Input »
=== Begin Enclosure ===
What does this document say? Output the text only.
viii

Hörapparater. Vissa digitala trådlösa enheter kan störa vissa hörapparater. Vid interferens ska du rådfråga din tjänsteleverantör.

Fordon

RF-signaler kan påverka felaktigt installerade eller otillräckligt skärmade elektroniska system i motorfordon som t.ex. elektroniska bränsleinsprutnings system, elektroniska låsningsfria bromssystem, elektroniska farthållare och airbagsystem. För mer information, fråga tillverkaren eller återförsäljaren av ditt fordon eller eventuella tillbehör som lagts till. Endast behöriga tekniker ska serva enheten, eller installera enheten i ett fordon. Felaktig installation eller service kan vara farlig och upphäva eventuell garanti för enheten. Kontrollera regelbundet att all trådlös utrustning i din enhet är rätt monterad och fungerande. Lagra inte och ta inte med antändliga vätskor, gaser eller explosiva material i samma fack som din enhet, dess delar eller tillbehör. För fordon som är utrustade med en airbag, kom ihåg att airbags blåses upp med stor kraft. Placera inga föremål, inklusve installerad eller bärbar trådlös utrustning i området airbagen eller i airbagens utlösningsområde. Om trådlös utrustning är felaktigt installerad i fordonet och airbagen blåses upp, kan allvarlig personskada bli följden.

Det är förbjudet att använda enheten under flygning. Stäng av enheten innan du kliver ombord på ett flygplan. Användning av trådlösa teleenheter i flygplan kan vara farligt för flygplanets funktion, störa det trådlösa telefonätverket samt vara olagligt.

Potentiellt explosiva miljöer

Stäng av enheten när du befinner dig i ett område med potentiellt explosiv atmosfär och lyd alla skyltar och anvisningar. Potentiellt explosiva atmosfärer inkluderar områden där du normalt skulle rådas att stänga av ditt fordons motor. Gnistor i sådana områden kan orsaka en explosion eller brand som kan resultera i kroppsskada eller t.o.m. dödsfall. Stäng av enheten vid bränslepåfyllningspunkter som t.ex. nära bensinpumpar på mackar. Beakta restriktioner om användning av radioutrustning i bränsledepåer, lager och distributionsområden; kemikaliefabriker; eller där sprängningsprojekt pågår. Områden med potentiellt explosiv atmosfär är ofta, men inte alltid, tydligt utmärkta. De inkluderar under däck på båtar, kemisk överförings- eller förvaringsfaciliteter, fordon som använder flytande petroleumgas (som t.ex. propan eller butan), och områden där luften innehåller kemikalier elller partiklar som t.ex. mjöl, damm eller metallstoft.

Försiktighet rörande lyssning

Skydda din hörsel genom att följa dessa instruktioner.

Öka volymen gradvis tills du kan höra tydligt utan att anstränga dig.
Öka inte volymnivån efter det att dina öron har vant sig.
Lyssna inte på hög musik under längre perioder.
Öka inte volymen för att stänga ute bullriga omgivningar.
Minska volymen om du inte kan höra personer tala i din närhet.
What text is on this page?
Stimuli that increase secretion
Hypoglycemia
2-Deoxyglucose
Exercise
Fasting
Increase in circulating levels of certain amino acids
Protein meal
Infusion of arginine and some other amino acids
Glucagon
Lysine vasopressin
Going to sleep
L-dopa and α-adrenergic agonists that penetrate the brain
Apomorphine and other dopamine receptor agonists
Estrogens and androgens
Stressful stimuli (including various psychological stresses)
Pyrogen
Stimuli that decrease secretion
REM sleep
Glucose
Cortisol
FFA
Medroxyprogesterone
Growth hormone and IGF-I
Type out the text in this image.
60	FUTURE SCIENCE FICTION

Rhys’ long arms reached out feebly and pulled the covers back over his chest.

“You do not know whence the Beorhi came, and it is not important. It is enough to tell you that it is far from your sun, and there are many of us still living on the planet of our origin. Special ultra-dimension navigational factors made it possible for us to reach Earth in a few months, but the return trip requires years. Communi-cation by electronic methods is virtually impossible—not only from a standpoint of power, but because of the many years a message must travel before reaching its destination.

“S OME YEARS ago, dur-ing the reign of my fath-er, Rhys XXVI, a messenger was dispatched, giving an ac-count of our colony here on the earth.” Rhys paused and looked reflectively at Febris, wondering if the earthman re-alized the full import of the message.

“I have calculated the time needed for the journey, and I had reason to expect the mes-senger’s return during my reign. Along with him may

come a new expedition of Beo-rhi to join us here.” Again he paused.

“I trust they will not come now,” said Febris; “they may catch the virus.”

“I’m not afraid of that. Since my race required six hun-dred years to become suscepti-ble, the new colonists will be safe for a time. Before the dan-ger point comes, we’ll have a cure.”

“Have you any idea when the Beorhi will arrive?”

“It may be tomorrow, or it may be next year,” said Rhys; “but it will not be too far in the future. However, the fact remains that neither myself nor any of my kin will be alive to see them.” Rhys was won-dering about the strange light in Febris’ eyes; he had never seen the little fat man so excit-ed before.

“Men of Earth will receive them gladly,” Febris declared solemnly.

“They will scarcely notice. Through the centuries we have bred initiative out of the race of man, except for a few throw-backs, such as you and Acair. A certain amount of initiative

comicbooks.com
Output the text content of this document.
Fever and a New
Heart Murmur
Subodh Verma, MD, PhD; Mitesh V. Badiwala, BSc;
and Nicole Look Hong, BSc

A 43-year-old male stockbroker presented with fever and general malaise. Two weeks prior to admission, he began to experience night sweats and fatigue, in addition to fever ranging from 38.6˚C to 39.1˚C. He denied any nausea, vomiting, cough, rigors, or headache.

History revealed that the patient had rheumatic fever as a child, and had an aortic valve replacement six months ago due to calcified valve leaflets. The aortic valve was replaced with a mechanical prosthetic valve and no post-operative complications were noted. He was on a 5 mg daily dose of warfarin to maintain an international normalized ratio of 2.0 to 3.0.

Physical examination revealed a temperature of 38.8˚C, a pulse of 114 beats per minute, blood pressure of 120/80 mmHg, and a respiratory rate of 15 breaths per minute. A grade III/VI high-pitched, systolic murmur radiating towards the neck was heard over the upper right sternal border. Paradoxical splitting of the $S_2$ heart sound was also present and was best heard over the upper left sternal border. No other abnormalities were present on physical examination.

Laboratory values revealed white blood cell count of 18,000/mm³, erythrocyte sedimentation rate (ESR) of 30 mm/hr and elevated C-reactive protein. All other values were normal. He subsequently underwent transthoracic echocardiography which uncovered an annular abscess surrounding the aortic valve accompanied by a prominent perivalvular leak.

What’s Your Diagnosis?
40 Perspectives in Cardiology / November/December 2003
=== End Enclosure ===
Assignment »
Repeat all of the records above exactly as written.

Result of the task »
What does this document say? Output the text only.
viii

Hörapparater. Vissa digitala trådlösa enheter kan störa vissa hörapparater. Vid interferens ska du rådfråga din tjänsteleverantör.

Fordon

RF-signaler kan påverka felaktigt installerade eller otillräckligt skärmade elektroniska system i motorfordon som t.ex. elektroniska bränsleinsprutnings system, elektroniska låsningsfria bromssystem, elektroniska farthållare och airbagsystem. För mer information, fråga tillverkaren eller återförsäljaren av ditt fordon eller eventuella tillbehör som lagts till. Endast behöriga tekniker ska serva enheten, eller installera enheten i ett fordon. Felaktig installation eller service kan vara farlig och upphäva eventuell garanti för enheten. Kontrollera regelbundet att all trådlös utrustning i din enhet är rätt monterad och fungerande. Lagra inte och ta inte med antändliga vätskor, gaser eller explosiva material i samma fack som din enhet, dess delar eller tillbehör. För fordon som är utrustade med en airbag, kom ihåg att airbags blåses upp med stor kraft. Placera inga föremål, inklusve installerad eller bärbar trådlös utrustning i området airbagen eller i airbagens utlösningsområde. Om trådlös utrustning är felaktigt installerad i fordonet och airbagen blåses upp, kan allvarlig personskada bli följden.

Det är förbjudet att använda enheten under flygning. Stäng av enheten innan du kliver ombord på ett flygplan. Användning av trådlösa teleenheter i flygplan kan vara farligt för flygplanets funktion, störa det trådlösa telefonätverket samt vara olagligt.

Potentiellt explosiva miljöer

Stäng av enheten när du befinner dig i ett område med potentiellt explosiv atmosfär och lyd alla skyltar och anvisningar. Potentiellt explosiva atmosfärer inkluderar områden där du normalt skulle rådas att stänga av ditt fordons motor. Gnistor i sådana områden kan orsaka en explosion eller brand som kan resultera i kroppsskada eller t.o.m. dödsfall. Stäng av enheten vid bränslepåfyllningspunkter som t.ex. nära bensinpumpar på mackar. Beakta restriktioner om användning av radioutrustning i bränsledepåer, lager och distributionsområden; kemikaliefabriker; eller där sprängningsprojekt pågår. Områden med potentiellt explosiv atmosfär är ofta, men inte alltid, tydligt utmärkta. De inkluderar under däck på båtar, kemisk överförings- eller förvaringsfaciliteter, fordon som använder flytande petroleumgas (som t.ex. propan eller butan), och områden där luften innehåller kemikalier elller partiklar som t.ex. mjöl, damm eller metallstoft.

Försiktighet rörande lyssning

Skydda din hörsel genom att följa dessa instruktioner.

Öka volymen gradvis tills du kan höra tydligt utan att anstränga dig.
Öka inte volymnivån efter det att dina öron har vant sig.
Lyssna inte på hög musik under längre perioder.
Öka inte volymen för att stänga ute bullriga omgivningar.
Minska volymen om du inte kan höra personer tala i din närhet.
What text is on this page?
Stimuli that increase secretion
Hypoglycemia
2-Deoxyglucose
Exercise
Fasting
Increase in circulating levels of certain amino acids
Protein meal
Infusion of arginine and some other amino acids
Glucagon
Lysine vasopressin
Going to sleep
L-dopa and α-adrenergic agonists that penetrate the brain
Apomorphine and other dopamine receptor agonists
Estrogens and androgens
Stressful stimuli (including various psychological stresses)
Pyrogen
Stimuli that decrease secretion
REM sleep
Glucose
Cortisol
FFA
Medroxyprogesterone
Growth hormone and IGF-I
Type out the text in this image.
60	FUTURE SCIENCE FICTION

Rhys’ long arms reached out feebly and pulled the covers back over his chest.

“You do not know whence the Beorhi came, and it is not important. It is enough to tell you that it is far from your sun, and there are many of us still living on the planet of our origin. Special ultra-dimension navigational factors made it possible for us to reach Earth in a few months, but the return trip requires years. Communi-cation by electronic methods is virtually impossible—not only from a standpoint of power, but because of the many years a message must travel before reaching its destination.

“S OME YEARS ago, dur-ing the reign of my fath-er, Rhys XXVI, a messenger was dispatched, giving an ac-count of our colony here on the earth.” Rhys paused and looked reflectively at Febris, wondering if the earthman re-alized the full import of the message.

“I have calculated the time needed for the journey, and I had reason to expect the mes-senger’s return during my reign. Along with him may

come a new expedition of Beo-rhi to join us here.” Again he paused.

“I trust they will not come now,” said Febris; “they may catch the virus.”

“I’m not afraid of that. Since my race required six hun-dred years to become suscepti-ble, the new colonists will be safe for a time. Before the dan-ger point comes, we’ll have a cure.”

“Have you any idea when the Beorhi will arrive?”

“It may be tomorrow, or it may be next year,” said Rhys; “but it will not be too far in the future. However, the fact remains that neither myself nor any of my kin will be alive to see them.” Rhys was won-dering about the strange light in Febris’ eyes; he had never seen the little fat man so excit-ed before.

“Men of Earth will receive them gladly,” Febris declared solemnly.

“They will scarcely notice. Through the centuries we have bred initiative out of the race of man, except for a few throw-backs, such as you and Acair. A certain amount of initiative

comicbooks.com
Output the text content of this document.
Fever and a New
Heart Murmur
Subodh Verma, MD, PhD; Mitesh V. Badiwala, BSc;
and Nicole Look Hong, BSc

A 43-year-old male stockbroker presented with fever and general malaise. Two weeks prior to admission, he began to experience night sweats and fatigue, in addition to fever ranging from 38.6˚C to 39.1˚C. He denied any nausea, vomiting, cough, rigors, or headache.

History revealed that the patient had rheumatic fever as a child, and had an aortic valve replacement six months ago due to calcified valve leaflets. The aortic valve was replaced with a mechanical prosthetic valve and no post-operative complications were noted. He was on a 5 mg daily dose of warfarin to maintain an international normalized ratio of 2.0 to 3.0.

Physical examination revealed a temperature of 38.8˚C, a pulse of 114 beats per minute, blood pressure of 120/80 mmHg, and a respiratory rate of 15 breaths per minute. A grade III/VI high-pitched, systolic murmur radiating towards the neck was heard over the upper right sternal border. Paradoxical splitting of the $S_2$ heart sound was also present and was best heard over the upper left sternal border. No other abnormalities were present on physical examination.

Laboratory values revealed white blood cell count of 18,000/mm³, erythrocyte sedimentation rate (ESR) of 30 mm/hr and elevated C-reactive protein. All other values were normal. He subsequently underwent transthoracic echocardiography which uncovered an annular abscess surrounding the aortic valve accompanied by a prominent perivalvular leak.

What’s Your Diagnosis?
40 Perspectives in Cardiology / November/December 2003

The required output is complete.